Problem to solve. Every line that contains the word "text" should be copied out.

(A run of records)
□ □ □
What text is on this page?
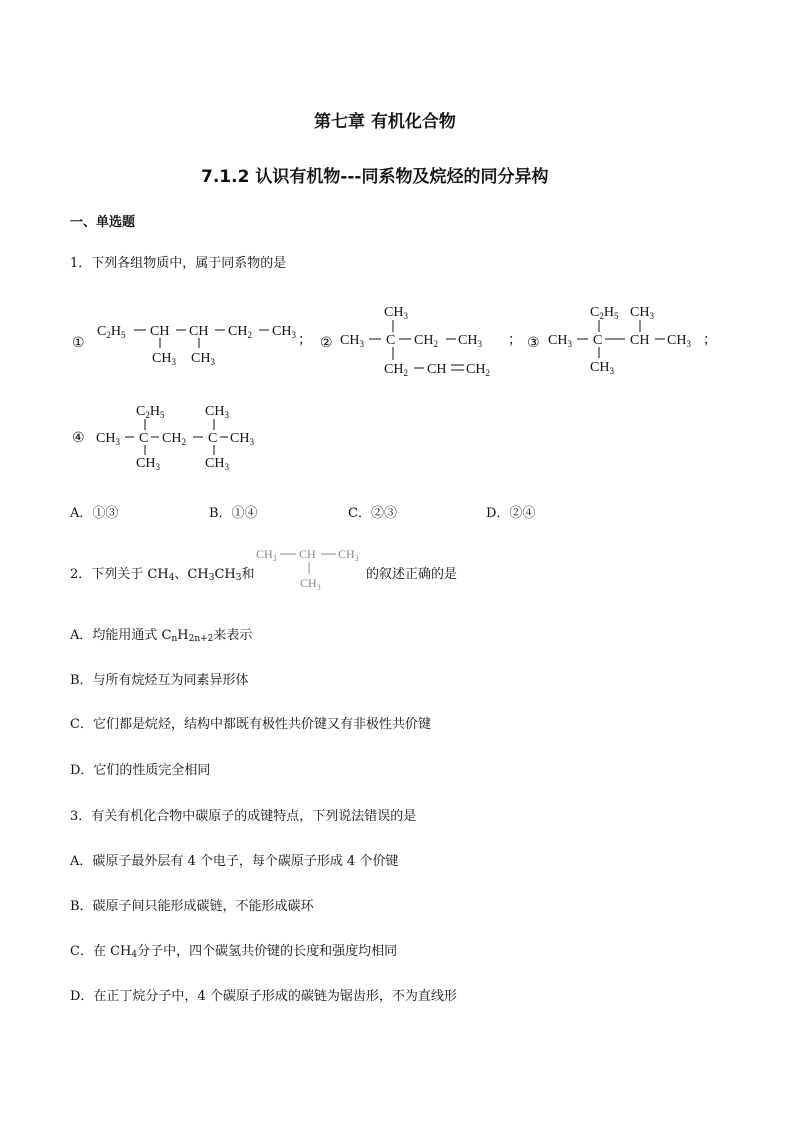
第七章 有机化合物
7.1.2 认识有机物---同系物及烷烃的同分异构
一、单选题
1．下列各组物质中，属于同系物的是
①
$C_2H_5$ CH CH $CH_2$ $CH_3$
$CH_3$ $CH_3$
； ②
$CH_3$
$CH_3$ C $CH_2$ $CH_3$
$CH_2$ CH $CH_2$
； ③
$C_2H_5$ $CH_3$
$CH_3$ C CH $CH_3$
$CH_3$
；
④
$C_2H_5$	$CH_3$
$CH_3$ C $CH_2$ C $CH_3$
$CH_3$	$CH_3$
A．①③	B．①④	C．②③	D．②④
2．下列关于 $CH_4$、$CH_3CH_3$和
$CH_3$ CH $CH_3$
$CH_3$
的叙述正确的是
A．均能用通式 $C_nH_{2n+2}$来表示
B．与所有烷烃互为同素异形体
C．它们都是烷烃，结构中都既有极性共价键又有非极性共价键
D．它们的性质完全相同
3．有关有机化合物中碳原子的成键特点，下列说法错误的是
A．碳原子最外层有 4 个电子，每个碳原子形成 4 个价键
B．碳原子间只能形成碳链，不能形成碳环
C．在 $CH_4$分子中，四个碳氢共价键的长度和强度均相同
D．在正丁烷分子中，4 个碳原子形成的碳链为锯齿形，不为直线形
□ □ □
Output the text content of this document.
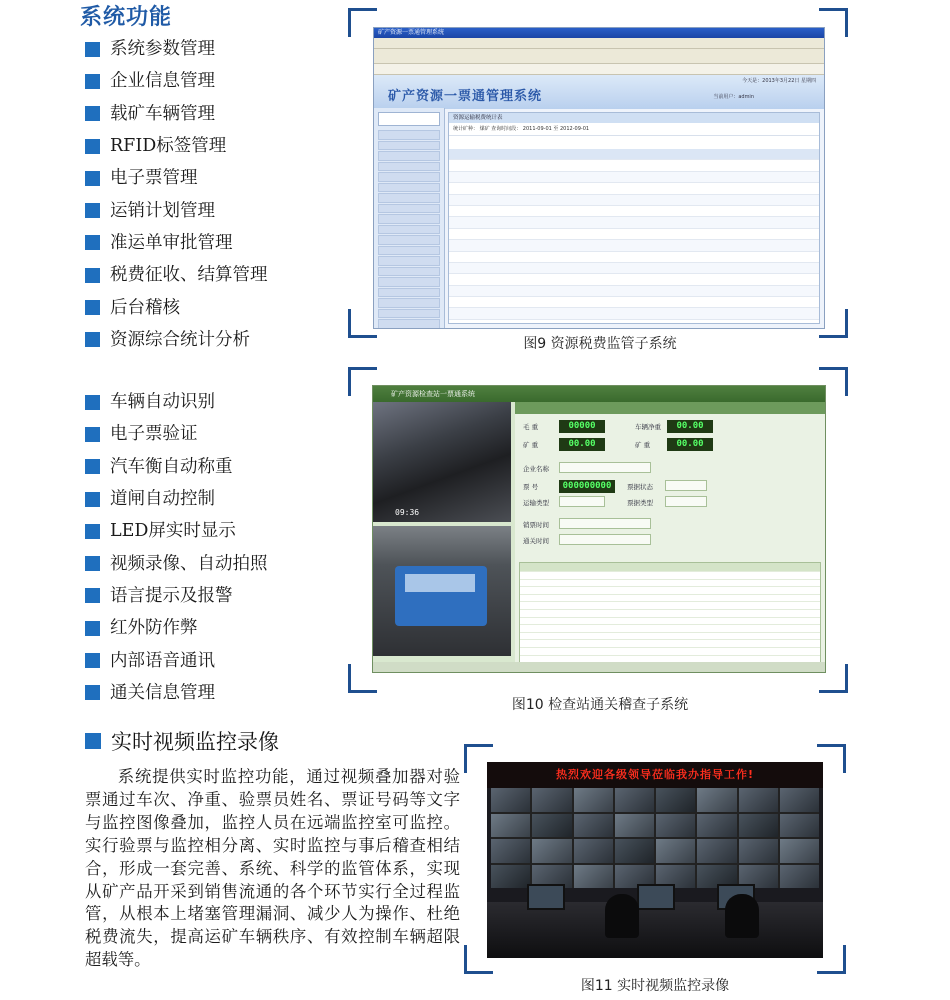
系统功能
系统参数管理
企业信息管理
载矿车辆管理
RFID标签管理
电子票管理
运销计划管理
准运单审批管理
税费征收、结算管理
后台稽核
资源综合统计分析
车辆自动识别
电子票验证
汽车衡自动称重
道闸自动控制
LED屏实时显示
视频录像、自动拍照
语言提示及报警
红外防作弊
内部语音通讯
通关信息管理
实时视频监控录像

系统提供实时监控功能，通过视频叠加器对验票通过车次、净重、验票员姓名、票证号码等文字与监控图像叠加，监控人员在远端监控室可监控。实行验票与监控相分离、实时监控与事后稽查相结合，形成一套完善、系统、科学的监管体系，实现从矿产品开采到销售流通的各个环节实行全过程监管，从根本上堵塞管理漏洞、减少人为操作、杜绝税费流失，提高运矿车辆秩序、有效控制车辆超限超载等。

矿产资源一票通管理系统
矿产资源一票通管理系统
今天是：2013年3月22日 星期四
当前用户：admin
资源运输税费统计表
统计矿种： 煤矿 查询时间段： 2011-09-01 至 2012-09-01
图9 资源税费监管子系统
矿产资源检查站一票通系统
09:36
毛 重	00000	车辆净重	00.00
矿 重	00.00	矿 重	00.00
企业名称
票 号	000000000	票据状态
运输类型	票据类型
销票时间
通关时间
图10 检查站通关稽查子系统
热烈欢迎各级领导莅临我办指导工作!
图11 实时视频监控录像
□ □ □
Output for this exercise.
What text is on this page?
Output the text content of this document.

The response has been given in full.